◆ **TASK GOAL**: Retype nothing but the lines running from the line that contains "Enumerate this screenshot's" to the last line, both ends included, and skip every image.

◆ **DATA SUPPLIED**:
* begin *

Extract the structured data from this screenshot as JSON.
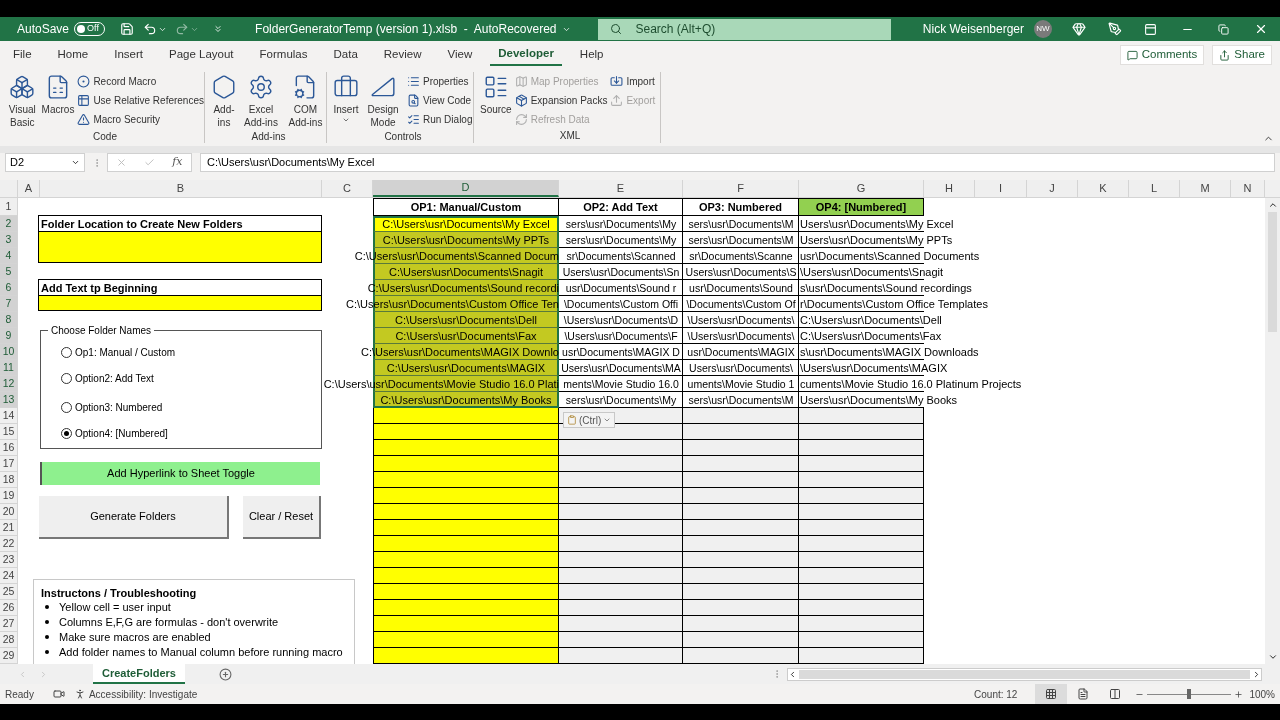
{
  "titlebar": {
    "autosave_label": "AutoSave",
    "autosave": {
      "label": "Off",
      "on": false
    },
    "title": "FolderGeneratorTemp (version 1).xlsb  -  AutoRecovered",
    "search": {
      "placeholder": "Search (Alt+Q)"
    },
    "user": "Nick Weisenberger",
    "avatar": "NW"
  },
  "menu_tabs": [
    {
      "label": "File",
      "selected": false
    },
    {
      "label": "Home",
      "selected": false
    },
    {
      "label": "Insert",
      "selected": false
    },
    {
      "label": "Page Layout",
      "selected": false
    },
    {
      "label": "Formulas",
      "selected": false
    },
    {
      "label": "Data",
      "selected": false
    },
    {
      "label": "Review",
      "selected": false
    },
    {
      "label": "View",
      "selected": false
    },
    {
      "label": "Developer",
      "selected": true
    },
    {
      "label": "Help",
      "selected": false
    }
  ],
  "comments": "Comments",
  "share": "Share",
  "ribbon_groups": [
    {
      "name": "Code",
      "items": [
        {
          "kind": "large",
          "label": "Visual Basic",
          "disabled": false
        },
        {
          "kind": "large",
          "label": "Macros",
          "disabled": false
        },
        {
          "kind": "small",
          "label": "Record Macro",
          "disabled": false
        },
        {
          "kind": "small",
          "label": "Use Relative References",
          "disabled": false
        },
        {
          "kind": "small",
          "label": "Macro Security",
          "disabled": false
        }
      ]
    },
    {
      "name": "Add-ins",
      "items": [
        {
          "kind": "large",
          "label": "Add-ins",
          "disabled": false
        },
        {
          "kind": "large",
          "label": "Excel Add-ins",
          "disabled": false
        },
        {
          "kind": "large",
          "label": "COM Add-ins",
          "disabled": false
        }
      ]
    },
    {
      "name": "Controls",
      "items": [
        {
          "kind": "large",
          "label": "Insert",
          "disabled": false
        },
        {
          "kind": "large",
          "label": "Design Mode",
          "disabled": false
        },
        {
          "kind": "small",
          "label": "Properties",
          "disabled": false
        },
        {
          "kind": "small",
          "label": "View Code",
          "disabled": false
        },
        {
          "kind": "small",
          "label": "Run Dialog",
          "disabled": false
        }
      ]
    },
    {
      "name": "XML",
      "items": [
        {
          "kind": "large",
          "label": "Source",
          "disabled": false
        },
        {
          "kind": "small",
          "label": "Map Properties",
          "disabled": true
        },
        {
          "kind": "small",
          "label": "Expansion Packs",
          "disabled": false
        },
        {
          "kind": "small",
          "label": "Refresh Data",
          "disabled": true
        },
        {
          "kind": "small",
          "label": "Import",
          "disabled": false
        },
        {
          "kind": "small",
          "label": "Export",
          "disabled": true
        }
      ]
    }
  ],
  "formula_bar": {
    "name_box": "D2",
    "function_label": "fx",
    "formula": "C:\\Users\\usr\\Documents\\My Excel"
  },
  "columns": [
    {
      "label": "A",
      "selected": false
    },
    {
      "label": "B",
      "selected": false
    },
    {
      "label": "C",
      "selected": false
    },
    {
      "label": "D",
      "selected": true
    },
    {
      "label": "E",
      "selected": false
    },
    {
      "label": "F",
      "selected": false
    },
    {
      "label": "G",
      "selected": false
    },
    {
      "label": "H",
      "selected": false
    },
    {
      "label": "I",
      "selected": false
    },
    {
      "label": "J",
      "selected": false
    },
    {
      "label": "K",
      "selected": false
    },
    {
      "label": "L",
      "selected": false
    },
    {
      "label": "M",
      "selected": false
    },
    {
      "label": "N",
      "selected": false
    }
  ],
  "row_numbers": [
    {
      "label": "1",
      "selected": false
    },
    {
      "label": "2",
      "selected": true
    },
    {
      "label": "3",
      "selected": true
    },
    {
      "label": "4",
      "selected": true
    },
    {
      "label": "5",
      "selected": true
    },
    {
      "label": "6",
      "selected": true
    },
    {
      "label": "7",
      "selected": true
    },
    {
      "label": "8",
      "selected": true
    },
    {
      "label": "9",
      "selected": true
    },
    {
      "label": "10",
      "selected": true
    },
    {
      "label": "11",
      "selected": true
    },
    {
      "label": "12",
      "selected": true
    },
    {
      "label": "13",
      "selected": true
    },
    {
      "label": "14",
      "selected": false
    },
    {
      "label": "15",
      "selected": false
    },
    {
      "label": "16",
      "selected": false
    },
    {
      "label": "17",
      "selected": false
    },
    {
      "label": "18",
      "selected": false
    },
    {
      "label": "19",
      "selected": false
    },
    {
      "label": "20",
      "selected": false
    },
    {
      "label": "21",
      "selected": false
    },
    {
      "label": "22",
      "selected": false
    },
    {
      "label": "23",
      "selected": false
    },
    {
      "label": "24",
      "selected": false
    },
    {
      "label": "25",
      "selected": false
    },
    {
      "label": "26",
      "selected": false
    },
    {
      "label": "27",
      "selected": false
    },
    {
      "label": "28",
      "selected": false
    },
    {
      "label": "29",
      "selected": false
    }
  ],
  "left_panel": {
    "folder_location_title": "Folder Location to Create New Folders",
    "add_text_title": "Add Text tp Beginning",
    "options_group": {
      "title": "Choose Folder Names",
      "options": [
        {
          "label": "Op1: Manual / Custom",
          "selected": false
        },
        {
          "label": "Option2: Add Text",
          "selected": false
        },
        {
          "label": "Option3: Numbered",
          "selected": false
        },
        {
          "label": "Option4: [Numbered]",
          "selected": true
        }
      ]
    },
    "hyperlink_button": "Add Hyperlink to Sheet Toggle",
    "generate_button": "Generate Folders",
    "clear_button": "Clear / Reset",
    "instructions": {
      "title": "Instructons / Troubleshooting",
      "items": [
        "Yellow cell = user input",
        "Columns E,F,G are formulas - don't overwrite",
        "Make sure macros are enabled",
        "Add folder names to Manual column before running macro"
      ]
    }
  },
  "table": {
    "headers": [
      {
        "label": "OP1: Manual/Custom",
        "highlighted": false
      },
      {
        "label": "OP2: Add Text",
        "highlighted": false
      },
      {
        "label": "OP3: Numbered",
        "highlighted": false
      },
      {
        "label": "OP4: [Numbered]",
        "highlighted": true
      }
    ],
    "rows": [
      {
        "d": "C:\\Users\\usr\\Documents\\My Excel",
        "e": "sers\\usr\\Documents\\My",
        "f": "sers\\usr\\Documents\\M",
        "g": "Users\\usr\\Documents\\My Excel",
        "selected": true,
        "active": true
      },
      {
        "d": "C:\\Users\\usr\\Documents\\My PPTs",
        "e": "sers\\usr\\Documents\\My",
        "f": "sers\\usr\\Documents\\M",
        "g": "Users\\usr\\Documents\\My PPTs",
        "selected": true,
        "active": false
      },
      {
        "d": "C:\\Users\\usr\\Documents\\Scanned Docum",
        "e": "sr\\Documents\\Scanned",
        "f": "sr\\Documents\\Scanne",
        "g": "usr\\Documents\\Scanned Documents",
        "selected": true,
        "active": false
      },
      {
        "d": "C:\\Users\\usr\\Documents\\Snagit",
        "e": "Users\\usr\\Documents\\Sn",
        "f": "Users\\usr\\Documents\\S",
        "g": "\\Users\\usr\\Documents\\Snagit",
        "selected": true,
        "active": false
      },
      {
        "d": "C:\\Users\\usr\\Documents\\Sound recordi",
        "e": "usr\\Documents\\Sound r",
        "f": "usr\\Documents\\Sound",
        "g": "s\\usr\\Documents\\Sound recordings",
        "selected": true,
        "active": false
      },
      {
        "d": "C:\\Users\\usr\\Documents\\Custom Office Ten",
        "e": "\\Documents\\Custom Offi",
        "f": "\\Documents\\Custom Of",
        "g": "r\\Documents\\Custom Office Templates",
        "selected": true,
        "active": false
      },
      {
        "d": "C:\\Users\\usr\\Documents\\Dell",
        "e": "\\Users\\usr\\Documents\\D",
        "f": "\\Users\\usr\\Documents\\",
        "g": "C:\\Users\\usr\\Documents\\Dell",
        "selected": true,
        "active": false
      },
      {
        "d": "C:\\Users\\usr\\Documents\\Fax",
        "e": "\\Users\\usr\\Documents\\F",
        "f": "\\Users\\usr\\Documents\\",
        "g": "C:\\Users\\usr\\Documents\\Fax",
        "selected": true,
        "active": false
      },
      {
        "d": "C:\\Users\\usr\\Documents\\MAGIX Downlo",
        "e": "usr\\Documents\\MAGIX D",
        "f": "usr\\Documents\\MAGIX",
        "g": "s\\usr\\Documents\\MAGIX Downloads",
        "selected": true,
        "active": false
      },
      {
        "d": "C:\\Users\\usr\\Documents\\MAGIX",
        "e": "Users\\usr\\Documents\\MA",
        "f": "Users\\usr\\Documents\\",
        "g": "\\Users\\usr\\Documents\\MAGIX",
        "selected": true,
        "active": false
      },
      {
        "d": "C:\\Users\\usr\\Documents\\Movie Studio 16.0 Plati",
        "e": "ments\\Movie Studio 16.0",
        "f": "uments\\Movie Studio 1",
        "g": "cuments\\Movie Studio 16.0 Platinum Projects",
        "selected": true,
        "active": false
      },
      {
        "d": "C:\\Users\\usr\\Documents\\My Books",
        "e": "sers\\usr\\Documents\\My",
        "f": "sers\\usr\\Documents\\M",
        "g": "Users\\usr\\Documents\\My Books",
        "selected": true,
        "active": false
      }
    ]
  },
  "paste_options": "(Ctrl)",
  "sheet_tabs": [
    {
      "label": "CreateFolders",
      "selected": true
    }
  ],
  "status": {
    "ready": "Ready",
    "accessibility": "Accessibility: Investigate",
    "count": "Count: 12",
    "views": [
      {
        "selected": true
      },
      {
        "selected": false
      },
      {
        "selected": false
      }
    ],
    "zoom": {
      "level": 0.5,
      "label": "100%"
    }
  }
}
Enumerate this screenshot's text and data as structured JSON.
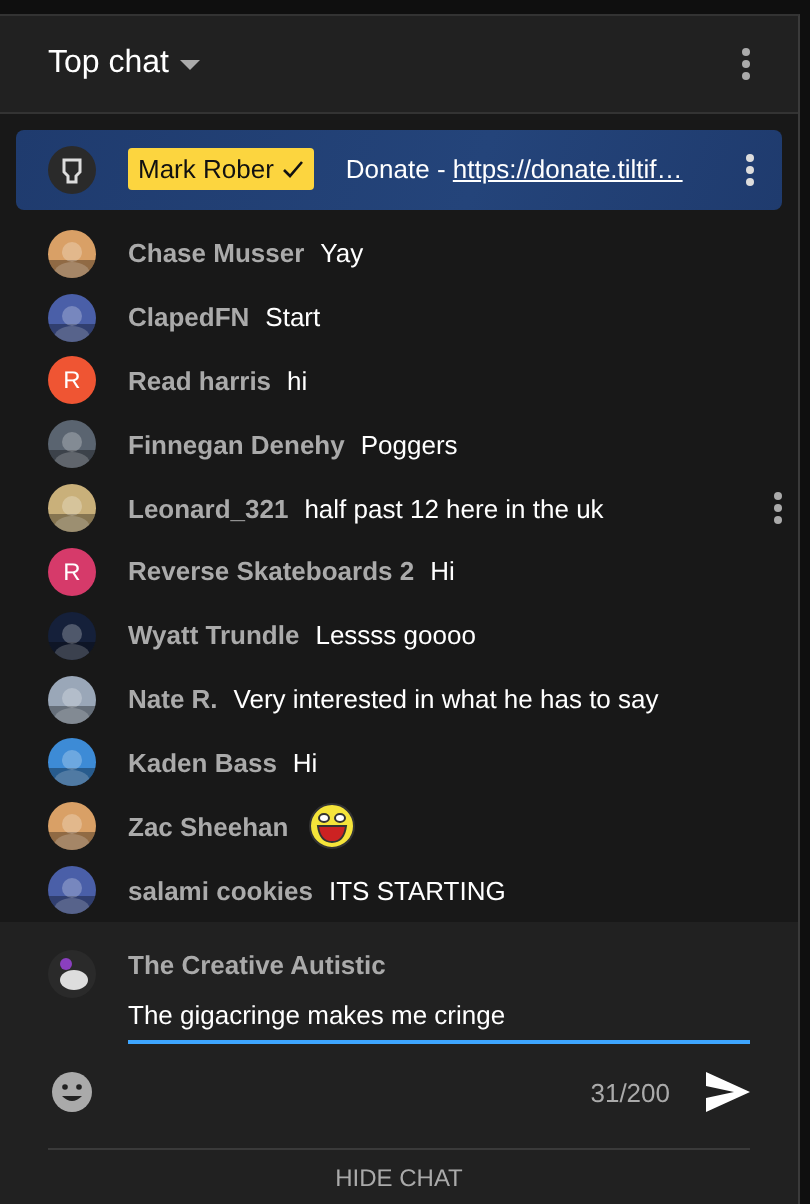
{
  "header": {
    "title": "Top chat"
  },
  "pinned": {
    "author": "Mark Rober",
    "verified": true,
    "message": "Donate - ",
    "link": "https://donate.tiltif…"
  },
  "messages": [
    {
      "author": "Chase Musser",
      "text": "Yay",
      "menu": false
    },
    {
      "author": "ClapedFN",
      "text": "Start",
      "menu": false
    },
    {
      "author": "Read harris",
      "text": "hi",
      "avatar": {
        "kind": "letter",
        "letter": "R",
        "color": "#ef5533"
      },
      "menu": false
    },
    {
      "author": "Finnegan Denehy",
      "text": "Poggers",
      "menu": false
    },
    {
      "author": "Leonard_321",
      "text": "half past 12 here in the uk",
      "menu": true
    },
    {
      "author": "Reverse Skateboards 2",
      "text": "Hi",
      "avatar": {
        "kind": "letter",
        "letter": "R",
        "color": "#d63a6a"
      },
      "menu": false
    },
    {
      "author": "Wyatt Trundle",
      "text": "Lessss goooo",
      "menu": false
    },
    {
      "author": "Nate R.",
      "text": "Very interested in what he has to say",
      "menu": false
    },
    {
      "author": "Kaden Bass",
      "text": "Hi",
      "menu": false
    },
    {
      "author": "Zac Sheehan",
      "emoji": true,
      "menu": false
    },
    {
      "author": "salami cookies",
      "text": "ITS STARTING",
      "menu": false
    }
  ],
  "composer": {
    "author": "The Creative Autistic",
    "value": "The gigacringe makes me cringe",
    "counter": "31/200"
  },
  "footer": {
    "label": "HIDE CHAT"
  }
}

* end *

◆ **EXERCISE RESPONSE**:
Enumerate this screenshot's text and data as structured JSON.
{
  "header": {
    "title": "Top chat"
  },
  "pinned": {
    "author": "Mark Rober",
    "verified": true,
    "message": "Donate - ",
    "link": "https://donate.tiltif…"
  },
  "messages": [
    {
      "author": "Chase Musser",
      "text": "Yay",
      "menu": false
    },
    {
      "author": "ClapedFN",
      "text": "Start",
      "menu": false
    },
    {
      "author": "Read harris",
      "text": "hi",
      "avatar": {
        "kind": "letter",
        "letter": "R",
        "color": "#ef5533"
      },
      "menu": false
    },
    {
      "author": "Finnegan Denehy",
      "text": "Poggers",
      "menu": false
    },
    {
      "author": "Leonard_321",
      "text": "half past 12 here in the uk",
      "menu": true
    },
    {
      "author": "Reverse Skateboards 2",
      "text": "Hi",
      "avatar": {
        "kind": "letter",
        "letter": "R",
        "color": "#d63a6a"
      },
      "menu": false
    },
    {
      "author": "Wyatt Trundle",
      "text": "Lessss goooo",
      "menu": false
    },
    {
      "author": "Nate R.",
      "text": "Very interested in what he has to say",
      "menu": false
    },
    {
      "author": "Kaden Bass",
      "text": "Hi",
      "menu": false
    },
    {
      "author": "Zac Sheehan",
      "emoji": true,
      "menu": false
    },
    {
      "author": "salami cookies",
      "text": "ITS STARTING",
      "menu": false
    }
  ],
  "composer": {
    "author": "The Creative Autistic",
    "value": "The gigacringe makes me cringe",
    "counter": "31/200"
  },
  "footer": {
    "label": "HIDE CHAT"
  }
}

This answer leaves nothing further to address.